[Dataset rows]
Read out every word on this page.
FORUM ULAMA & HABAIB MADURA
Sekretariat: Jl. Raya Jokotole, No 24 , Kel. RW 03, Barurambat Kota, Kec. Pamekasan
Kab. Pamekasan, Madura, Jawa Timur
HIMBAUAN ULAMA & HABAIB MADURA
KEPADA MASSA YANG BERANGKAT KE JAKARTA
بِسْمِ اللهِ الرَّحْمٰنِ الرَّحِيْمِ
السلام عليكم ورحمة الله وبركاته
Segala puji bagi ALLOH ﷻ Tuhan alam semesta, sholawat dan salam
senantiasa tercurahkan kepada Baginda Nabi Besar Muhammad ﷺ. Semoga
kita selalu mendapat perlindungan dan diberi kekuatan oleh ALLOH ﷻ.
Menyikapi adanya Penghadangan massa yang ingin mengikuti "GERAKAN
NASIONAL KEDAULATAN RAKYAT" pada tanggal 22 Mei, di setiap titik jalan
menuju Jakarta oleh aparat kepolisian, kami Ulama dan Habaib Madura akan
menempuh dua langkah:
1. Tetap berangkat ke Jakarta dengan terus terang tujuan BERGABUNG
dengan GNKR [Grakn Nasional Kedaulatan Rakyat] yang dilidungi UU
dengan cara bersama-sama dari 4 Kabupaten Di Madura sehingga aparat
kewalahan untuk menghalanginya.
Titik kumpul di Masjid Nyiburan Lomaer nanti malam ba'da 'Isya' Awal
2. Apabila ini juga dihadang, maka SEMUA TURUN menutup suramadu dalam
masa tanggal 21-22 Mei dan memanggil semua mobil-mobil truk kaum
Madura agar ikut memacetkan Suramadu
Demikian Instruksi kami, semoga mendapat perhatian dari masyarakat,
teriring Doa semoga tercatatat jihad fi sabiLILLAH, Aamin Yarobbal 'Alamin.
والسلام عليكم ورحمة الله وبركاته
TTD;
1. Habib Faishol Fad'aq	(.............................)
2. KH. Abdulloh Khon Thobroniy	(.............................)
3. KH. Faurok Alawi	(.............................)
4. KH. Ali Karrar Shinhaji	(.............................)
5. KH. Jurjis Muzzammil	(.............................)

** Directions for this task **
Go through the records above and retype each one exactly.

** Worked answer **
Read out every word on this page.
FORUM ULAMA & HABAIB MADURA
Sekretariat: Jl. Raya Jokotole, No 24 , Kel. RW 03, Barurambat Kota, Kec. Pamekasan
Kab. Pamekasan, Madura, Jawa Timur
HIMBAUAN ULAMA & HABAIB MADURA
KEPADA MASSA YANG BERANGKAT KE JAKARTA
بِسْمِ اللهِ الرَّحْمٰنِ الرَّحِيْمِ
السلام عليكم ورحمة الله وبركاته
Segala puji bagi ALLOH ﷻ Tuhan alam semesta, sholawat dan salam
senantiasa tercurahkan kepada Baginda Nabi Besar Muhammad ﷺ. Semoga
kita selalu mendapat perlindungan dan diberi kekuatan oleh ALLOH ﷻ.
Menyikapi adanya Penghadangan massa yang ingin mengikuti "GERAKAN
NASIONAL KEDAULATAN RAKYAT" pada tanggal 22 Mei, di setiap titik jalan
menuju Jakarta oleh aparat kepolisian, kami Ulama dan Habaib Madura akan
menempuh dua langkah:
1. Tetap berangkat ke Jakarta dengan terus terang tujuan BERGABUNG
dengan GNKR [Grakn Nasional Kedaulatan Rakyat] yang dilidungi UU
dengan cara bersama-sama dari 4 Kabupaten Di Madura sehingga aparat
kewalahan untuk menghalanginya.
Titik kumpul di Masjid Nyiburan Lomaer nanti malam ba'da 'Isya' Awal
2. Apabila ini juga dihadang, maka SEMUA TURUN menutup suramadu dalam
masa tanggal 21-22 Mei dan memanggil semua mobil-mobil truk kaum
Madura agar ikut memacetkan Suramadu
Demikian Instruksi kami, semoga mendapat perhatian dari masyarakat,
teriring Doa semoga tercatatat jihad fi sabiLILLAH, Aamin Yarobbal 'Alamin.
والسلام عليكم ورحمة الله وبركاته
TTD;
1. Habib Faishol Fad'aq	(.............................)
2. KH. Abdulloh Khon Thobroniy	(.............................)
3. KH. Faurok Alawi	(.............................)
4. KH. Ali Karrar Shinhaji	(.............................)
5. KH. Jurjis Muzzammil	(.............................)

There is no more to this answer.